§ Material for this task:
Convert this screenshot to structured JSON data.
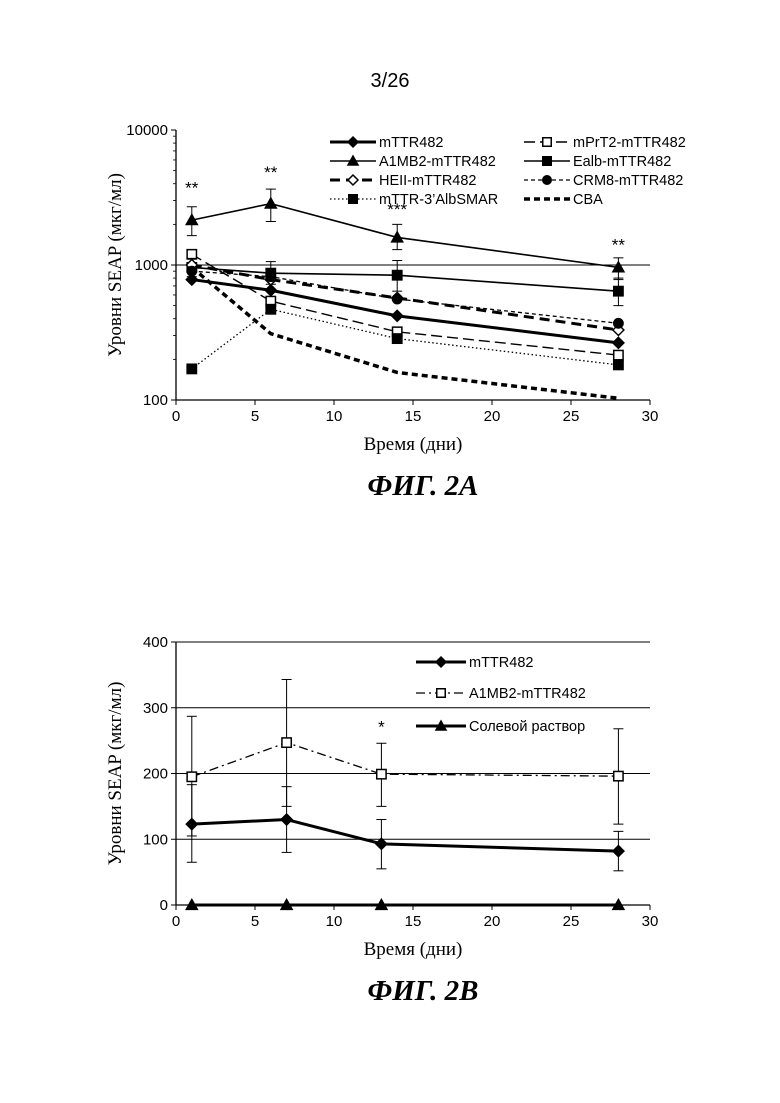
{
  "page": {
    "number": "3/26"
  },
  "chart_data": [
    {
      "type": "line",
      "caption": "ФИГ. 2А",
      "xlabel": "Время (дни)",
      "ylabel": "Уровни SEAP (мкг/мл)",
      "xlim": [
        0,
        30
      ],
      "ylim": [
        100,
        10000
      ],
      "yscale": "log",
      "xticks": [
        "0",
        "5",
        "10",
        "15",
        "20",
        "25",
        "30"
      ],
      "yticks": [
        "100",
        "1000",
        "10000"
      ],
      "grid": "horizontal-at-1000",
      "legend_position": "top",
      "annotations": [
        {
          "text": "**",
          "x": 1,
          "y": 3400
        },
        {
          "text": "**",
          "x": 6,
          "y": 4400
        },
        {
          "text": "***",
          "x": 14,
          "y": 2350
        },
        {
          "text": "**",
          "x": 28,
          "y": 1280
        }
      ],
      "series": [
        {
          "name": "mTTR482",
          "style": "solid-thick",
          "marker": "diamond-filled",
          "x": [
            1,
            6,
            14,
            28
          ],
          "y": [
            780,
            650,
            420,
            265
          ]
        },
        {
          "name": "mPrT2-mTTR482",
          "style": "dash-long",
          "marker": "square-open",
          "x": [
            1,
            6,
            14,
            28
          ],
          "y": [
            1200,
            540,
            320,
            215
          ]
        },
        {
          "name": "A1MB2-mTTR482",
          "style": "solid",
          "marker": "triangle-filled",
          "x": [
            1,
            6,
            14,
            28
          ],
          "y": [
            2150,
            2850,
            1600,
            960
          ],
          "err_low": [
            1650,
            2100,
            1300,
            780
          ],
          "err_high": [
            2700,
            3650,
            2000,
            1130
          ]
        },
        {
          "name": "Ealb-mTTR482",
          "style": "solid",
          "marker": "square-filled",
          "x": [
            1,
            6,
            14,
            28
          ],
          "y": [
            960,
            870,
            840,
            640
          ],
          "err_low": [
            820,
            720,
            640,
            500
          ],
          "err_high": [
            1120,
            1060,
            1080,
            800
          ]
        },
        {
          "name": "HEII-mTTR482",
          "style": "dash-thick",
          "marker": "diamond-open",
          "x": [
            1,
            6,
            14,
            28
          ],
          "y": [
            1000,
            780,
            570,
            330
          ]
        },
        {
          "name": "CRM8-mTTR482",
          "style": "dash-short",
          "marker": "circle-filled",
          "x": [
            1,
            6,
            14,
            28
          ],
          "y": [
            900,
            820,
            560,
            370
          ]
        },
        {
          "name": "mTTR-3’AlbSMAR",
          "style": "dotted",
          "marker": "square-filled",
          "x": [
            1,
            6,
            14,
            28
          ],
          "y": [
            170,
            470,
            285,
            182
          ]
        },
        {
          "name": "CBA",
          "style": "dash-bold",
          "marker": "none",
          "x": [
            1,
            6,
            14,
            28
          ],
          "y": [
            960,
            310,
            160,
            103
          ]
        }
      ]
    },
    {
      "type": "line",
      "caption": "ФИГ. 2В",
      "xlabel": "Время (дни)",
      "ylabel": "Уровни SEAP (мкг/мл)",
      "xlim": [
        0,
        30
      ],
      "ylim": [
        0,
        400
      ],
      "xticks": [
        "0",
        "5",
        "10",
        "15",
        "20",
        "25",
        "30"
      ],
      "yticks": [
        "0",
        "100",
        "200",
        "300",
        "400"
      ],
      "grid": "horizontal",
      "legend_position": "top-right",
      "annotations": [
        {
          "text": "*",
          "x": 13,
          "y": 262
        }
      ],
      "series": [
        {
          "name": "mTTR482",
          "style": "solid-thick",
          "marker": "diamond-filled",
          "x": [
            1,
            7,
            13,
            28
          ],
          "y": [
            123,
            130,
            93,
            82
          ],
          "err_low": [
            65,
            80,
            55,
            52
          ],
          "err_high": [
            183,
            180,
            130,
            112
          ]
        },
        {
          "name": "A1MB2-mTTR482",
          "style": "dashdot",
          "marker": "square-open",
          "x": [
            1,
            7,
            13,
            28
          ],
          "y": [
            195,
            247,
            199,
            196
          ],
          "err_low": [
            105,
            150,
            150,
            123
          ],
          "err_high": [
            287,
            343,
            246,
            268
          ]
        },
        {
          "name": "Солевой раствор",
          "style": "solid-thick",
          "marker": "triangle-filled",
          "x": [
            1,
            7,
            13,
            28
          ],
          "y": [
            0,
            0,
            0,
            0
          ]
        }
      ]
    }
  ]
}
--
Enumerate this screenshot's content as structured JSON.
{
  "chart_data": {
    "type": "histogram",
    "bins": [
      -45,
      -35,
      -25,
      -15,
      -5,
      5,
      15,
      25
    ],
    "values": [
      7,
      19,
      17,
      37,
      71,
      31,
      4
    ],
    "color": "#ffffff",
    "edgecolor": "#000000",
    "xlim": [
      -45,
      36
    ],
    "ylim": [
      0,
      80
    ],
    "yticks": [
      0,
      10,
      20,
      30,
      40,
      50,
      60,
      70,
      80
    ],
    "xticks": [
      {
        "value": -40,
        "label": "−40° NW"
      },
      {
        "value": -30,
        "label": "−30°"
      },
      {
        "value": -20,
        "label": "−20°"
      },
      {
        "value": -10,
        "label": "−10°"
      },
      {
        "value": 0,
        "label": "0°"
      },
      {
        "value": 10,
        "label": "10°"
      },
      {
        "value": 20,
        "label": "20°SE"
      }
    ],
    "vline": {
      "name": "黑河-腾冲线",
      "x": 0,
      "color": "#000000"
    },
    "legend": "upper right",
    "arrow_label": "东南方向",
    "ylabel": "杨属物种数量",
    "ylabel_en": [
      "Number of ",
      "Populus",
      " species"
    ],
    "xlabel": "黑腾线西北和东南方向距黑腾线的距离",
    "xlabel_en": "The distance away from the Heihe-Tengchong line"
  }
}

§ Goal:
Copy out every line from the records that has the word "structured".

§ Problem solution:
Convert this screenshot to structured JSON data.
Enumerate this screenshot's content as structured JSON.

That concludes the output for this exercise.